What you have to do
Among the lines listed below, count those that include the string "lehet", and state only the count.

Entries
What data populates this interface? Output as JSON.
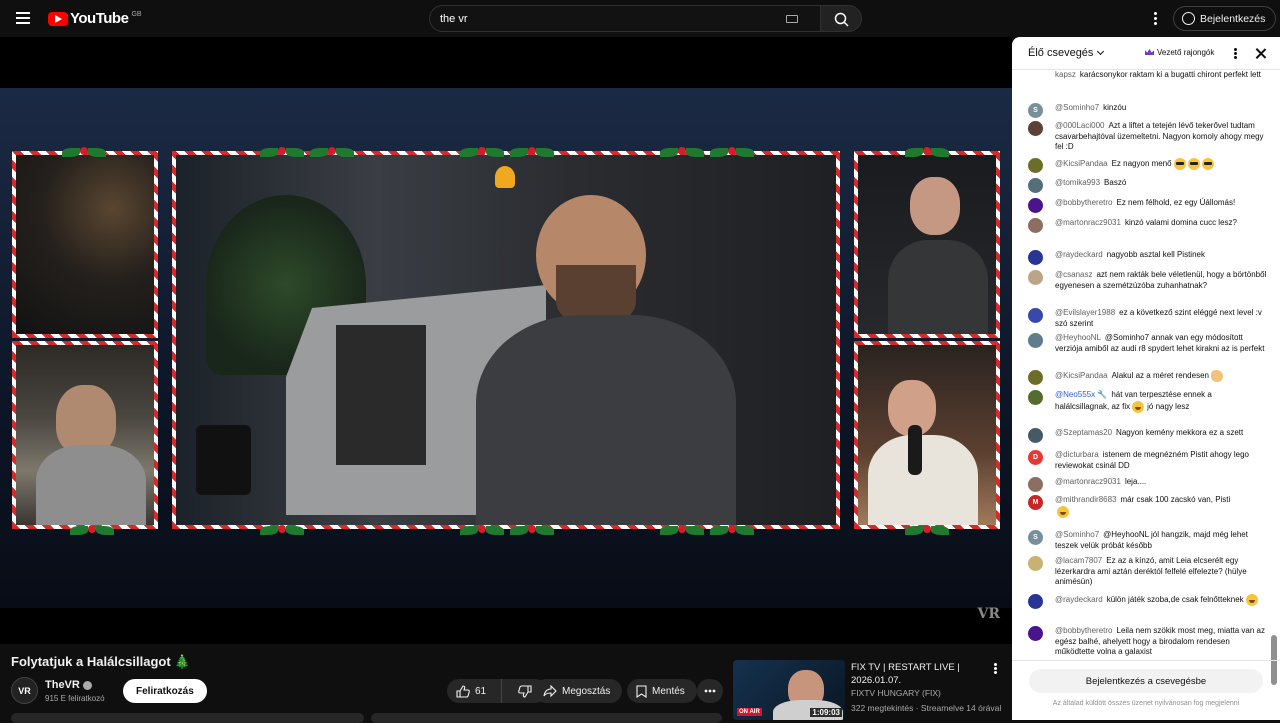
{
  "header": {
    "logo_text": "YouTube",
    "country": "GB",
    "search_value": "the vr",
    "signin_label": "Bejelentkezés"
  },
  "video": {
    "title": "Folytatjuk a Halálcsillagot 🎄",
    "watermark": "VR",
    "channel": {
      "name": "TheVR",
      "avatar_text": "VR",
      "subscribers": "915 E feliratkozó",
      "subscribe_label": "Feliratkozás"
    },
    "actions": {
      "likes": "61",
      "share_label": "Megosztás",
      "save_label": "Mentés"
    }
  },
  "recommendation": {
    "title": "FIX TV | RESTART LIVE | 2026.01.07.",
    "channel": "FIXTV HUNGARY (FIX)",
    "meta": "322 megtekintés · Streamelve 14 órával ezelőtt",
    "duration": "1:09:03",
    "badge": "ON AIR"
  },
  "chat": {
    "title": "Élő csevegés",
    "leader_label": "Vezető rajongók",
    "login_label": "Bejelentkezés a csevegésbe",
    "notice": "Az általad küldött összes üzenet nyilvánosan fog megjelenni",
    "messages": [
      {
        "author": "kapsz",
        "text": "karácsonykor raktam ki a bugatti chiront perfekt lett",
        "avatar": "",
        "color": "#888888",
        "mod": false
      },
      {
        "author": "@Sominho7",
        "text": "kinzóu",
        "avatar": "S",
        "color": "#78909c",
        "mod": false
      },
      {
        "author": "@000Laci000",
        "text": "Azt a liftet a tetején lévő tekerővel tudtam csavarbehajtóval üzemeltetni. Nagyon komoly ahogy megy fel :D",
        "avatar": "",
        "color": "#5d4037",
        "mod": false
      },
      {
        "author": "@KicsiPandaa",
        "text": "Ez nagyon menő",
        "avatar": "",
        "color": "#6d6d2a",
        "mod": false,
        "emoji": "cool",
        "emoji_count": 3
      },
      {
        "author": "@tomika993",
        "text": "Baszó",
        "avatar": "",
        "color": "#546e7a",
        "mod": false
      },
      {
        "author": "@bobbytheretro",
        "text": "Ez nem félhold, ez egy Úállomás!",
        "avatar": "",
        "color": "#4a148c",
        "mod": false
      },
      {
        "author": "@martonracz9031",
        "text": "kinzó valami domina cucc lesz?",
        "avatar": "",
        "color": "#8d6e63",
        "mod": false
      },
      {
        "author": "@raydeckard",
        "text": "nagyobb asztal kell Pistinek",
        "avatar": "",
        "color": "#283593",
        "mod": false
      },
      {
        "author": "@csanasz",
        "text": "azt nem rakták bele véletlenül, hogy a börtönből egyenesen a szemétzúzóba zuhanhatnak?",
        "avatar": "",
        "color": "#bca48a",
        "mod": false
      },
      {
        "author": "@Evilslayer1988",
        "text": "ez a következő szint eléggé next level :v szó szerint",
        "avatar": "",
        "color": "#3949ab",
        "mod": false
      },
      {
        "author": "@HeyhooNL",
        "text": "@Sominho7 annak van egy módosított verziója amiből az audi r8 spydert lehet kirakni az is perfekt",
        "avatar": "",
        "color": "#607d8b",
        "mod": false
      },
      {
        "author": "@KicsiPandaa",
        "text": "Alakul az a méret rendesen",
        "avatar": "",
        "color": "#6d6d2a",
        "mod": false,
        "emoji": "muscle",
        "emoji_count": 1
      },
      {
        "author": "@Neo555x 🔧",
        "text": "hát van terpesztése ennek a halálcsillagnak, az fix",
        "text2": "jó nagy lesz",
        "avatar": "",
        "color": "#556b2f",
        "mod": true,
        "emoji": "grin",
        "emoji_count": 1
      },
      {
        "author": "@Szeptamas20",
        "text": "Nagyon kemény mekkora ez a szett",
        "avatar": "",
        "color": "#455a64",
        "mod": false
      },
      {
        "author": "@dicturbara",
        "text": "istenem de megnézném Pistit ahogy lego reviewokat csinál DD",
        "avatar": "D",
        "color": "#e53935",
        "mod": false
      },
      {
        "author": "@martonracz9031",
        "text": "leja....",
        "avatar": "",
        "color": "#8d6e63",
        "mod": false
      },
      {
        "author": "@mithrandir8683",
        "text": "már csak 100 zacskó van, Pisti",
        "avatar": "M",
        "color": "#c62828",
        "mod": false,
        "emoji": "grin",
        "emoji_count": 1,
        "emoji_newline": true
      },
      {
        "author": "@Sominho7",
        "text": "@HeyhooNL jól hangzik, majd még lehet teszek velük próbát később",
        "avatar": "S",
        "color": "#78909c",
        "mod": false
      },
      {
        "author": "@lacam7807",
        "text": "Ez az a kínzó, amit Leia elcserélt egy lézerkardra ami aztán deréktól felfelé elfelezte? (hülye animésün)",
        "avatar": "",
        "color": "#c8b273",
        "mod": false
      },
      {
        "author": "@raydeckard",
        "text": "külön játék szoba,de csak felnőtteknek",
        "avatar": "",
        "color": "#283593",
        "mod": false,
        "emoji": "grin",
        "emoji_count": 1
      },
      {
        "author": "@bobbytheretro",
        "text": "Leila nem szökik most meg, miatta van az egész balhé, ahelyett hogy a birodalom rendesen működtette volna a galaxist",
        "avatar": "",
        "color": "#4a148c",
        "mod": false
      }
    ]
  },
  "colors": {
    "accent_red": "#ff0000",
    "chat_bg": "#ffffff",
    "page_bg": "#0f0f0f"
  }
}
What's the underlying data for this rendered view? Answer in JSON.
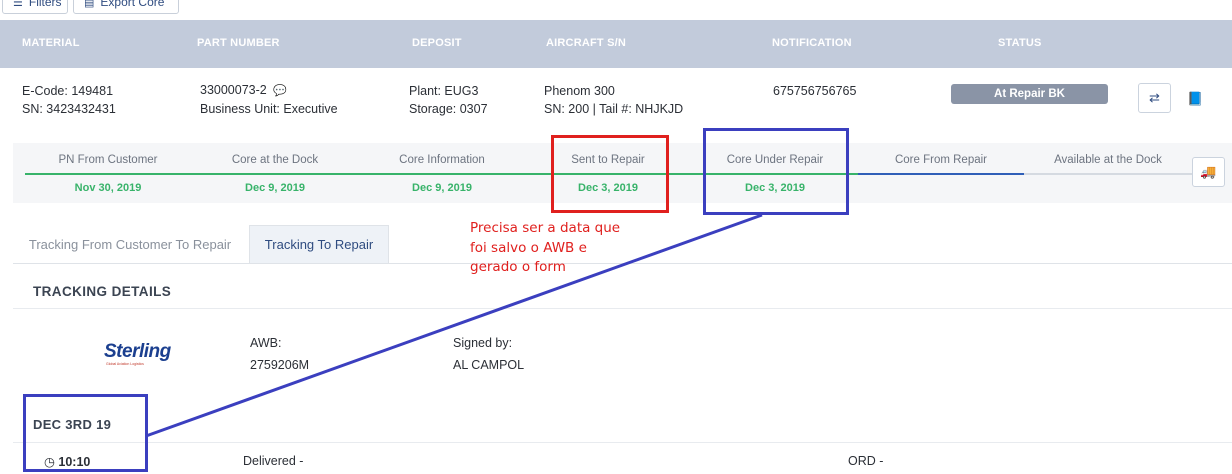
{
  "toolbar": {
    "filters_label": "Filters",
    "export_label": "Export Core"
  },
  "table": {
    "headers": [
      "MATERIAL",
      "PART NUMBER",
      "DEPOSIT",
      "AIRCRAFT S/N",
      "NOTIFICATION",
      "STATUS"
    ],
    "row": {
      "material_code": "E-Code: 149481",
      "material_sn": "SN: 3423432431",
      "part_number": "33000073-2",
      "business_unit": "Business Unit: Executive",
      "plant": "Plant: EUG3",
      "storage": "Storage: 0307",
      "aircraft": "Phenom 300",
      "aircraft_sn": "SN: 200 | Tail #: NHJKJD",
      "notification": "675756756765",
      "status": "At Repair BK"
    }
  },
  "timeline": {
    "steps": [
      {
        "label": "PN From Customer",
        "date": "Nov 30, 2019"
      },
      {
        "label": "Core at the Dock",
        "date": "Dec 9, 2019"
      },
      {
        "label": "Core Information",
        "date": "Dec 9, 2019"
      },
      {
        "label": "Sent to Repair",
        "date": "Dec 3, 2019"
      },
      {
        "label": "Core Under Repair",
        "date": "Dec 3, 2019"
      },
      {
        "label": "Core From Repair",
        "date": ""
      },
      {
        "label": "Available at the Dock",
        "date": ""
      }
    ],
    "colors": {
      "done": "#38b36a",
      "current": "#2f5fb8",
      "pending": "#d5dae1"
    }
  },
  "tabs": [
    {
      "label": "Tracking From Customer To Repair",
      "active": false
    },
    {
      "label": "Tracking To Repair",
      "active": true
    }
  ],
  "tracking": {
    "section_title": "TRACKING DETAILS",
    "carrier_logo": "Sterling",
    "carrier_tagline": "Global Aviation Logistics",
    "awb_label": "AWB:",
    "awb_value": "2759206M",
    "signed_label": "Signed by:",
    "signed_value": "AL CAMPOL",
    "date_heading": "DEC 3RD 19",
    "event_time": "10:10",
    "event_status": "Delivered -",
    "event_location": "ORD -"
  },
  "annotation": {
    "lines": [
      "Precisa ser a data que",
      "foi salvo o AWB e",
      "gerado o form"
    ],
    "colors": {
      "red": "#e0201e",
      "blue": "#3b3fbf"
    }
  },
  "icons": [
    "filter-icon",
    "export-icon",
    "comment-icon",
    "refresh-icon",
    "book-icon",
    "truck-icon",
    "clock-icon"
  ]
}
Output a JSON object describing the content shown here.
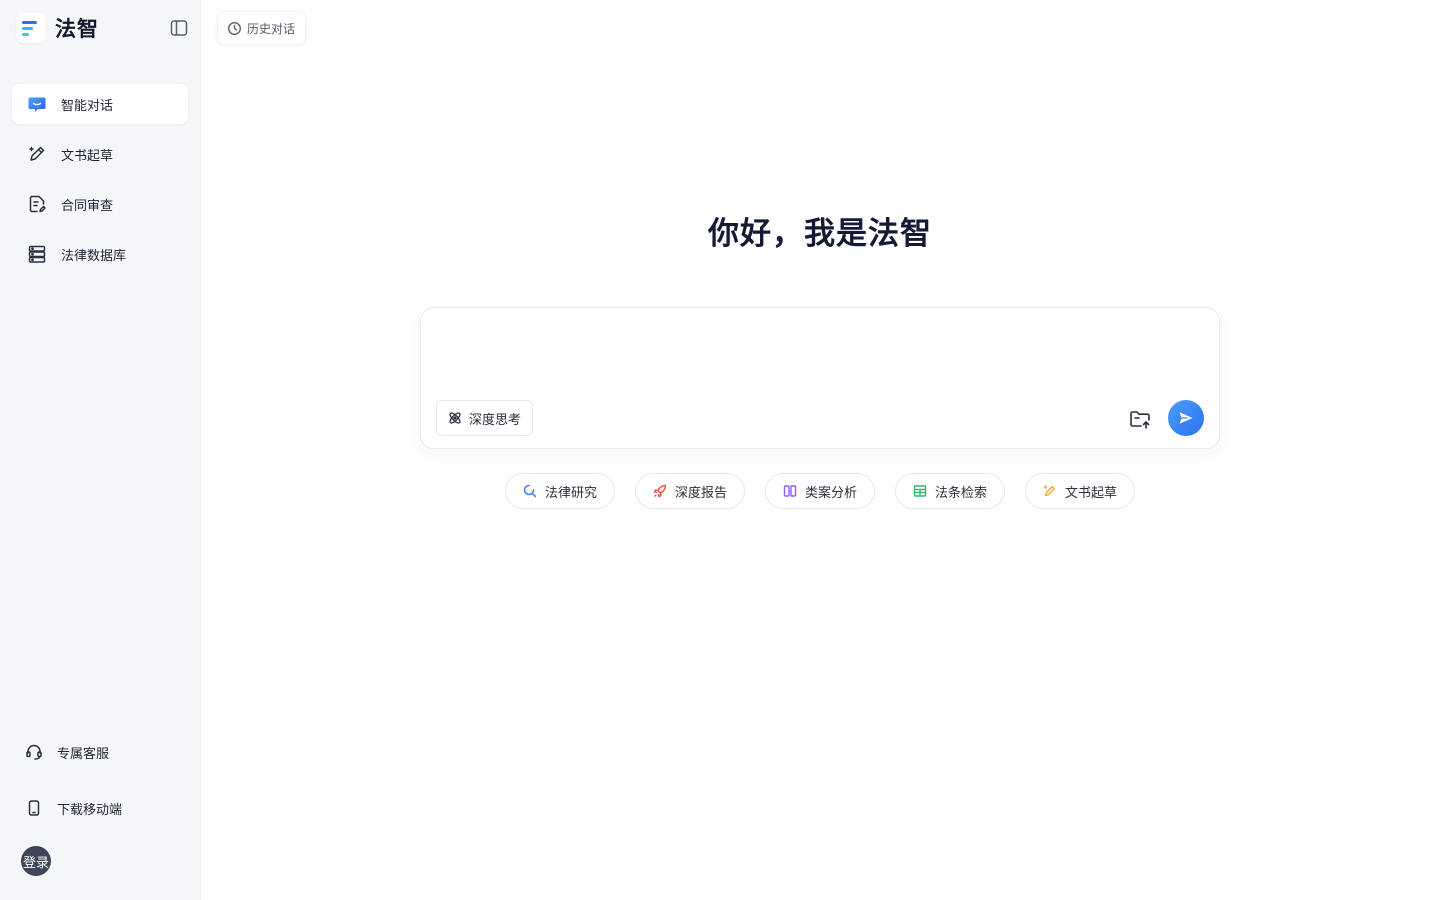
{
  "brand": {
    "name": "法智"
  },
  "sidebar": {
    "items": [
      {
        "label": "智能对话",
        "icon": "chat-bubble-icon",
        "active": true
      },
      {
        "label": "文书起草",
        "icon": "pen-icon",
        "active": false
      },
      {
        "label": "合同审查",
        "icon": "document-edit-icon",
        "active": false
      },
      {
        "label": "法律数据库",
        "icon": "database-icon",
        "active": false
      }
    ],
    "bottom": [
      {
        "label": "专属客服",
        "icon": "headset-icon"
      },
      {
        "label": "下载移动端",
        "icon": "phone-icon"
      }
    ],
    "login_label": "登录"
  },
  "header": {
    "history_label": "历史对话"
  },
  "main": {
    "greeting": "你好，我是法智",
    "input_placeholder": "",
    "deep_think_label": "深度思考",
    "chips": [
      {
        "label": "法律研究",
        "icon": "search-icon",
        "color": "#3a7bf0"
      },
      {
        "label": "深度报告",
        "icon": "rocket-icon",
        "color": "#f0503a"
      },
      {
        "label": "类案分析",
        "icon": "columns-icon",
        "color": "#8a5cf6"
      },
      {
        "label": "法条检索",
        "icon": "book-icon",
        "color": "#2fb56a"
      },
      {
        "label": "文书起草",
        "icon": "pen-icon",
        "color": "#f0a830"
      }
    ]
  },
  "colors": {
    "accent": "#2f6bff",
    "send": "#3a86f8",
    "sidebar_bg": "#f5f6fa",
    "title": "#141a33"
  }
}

Finished answer
2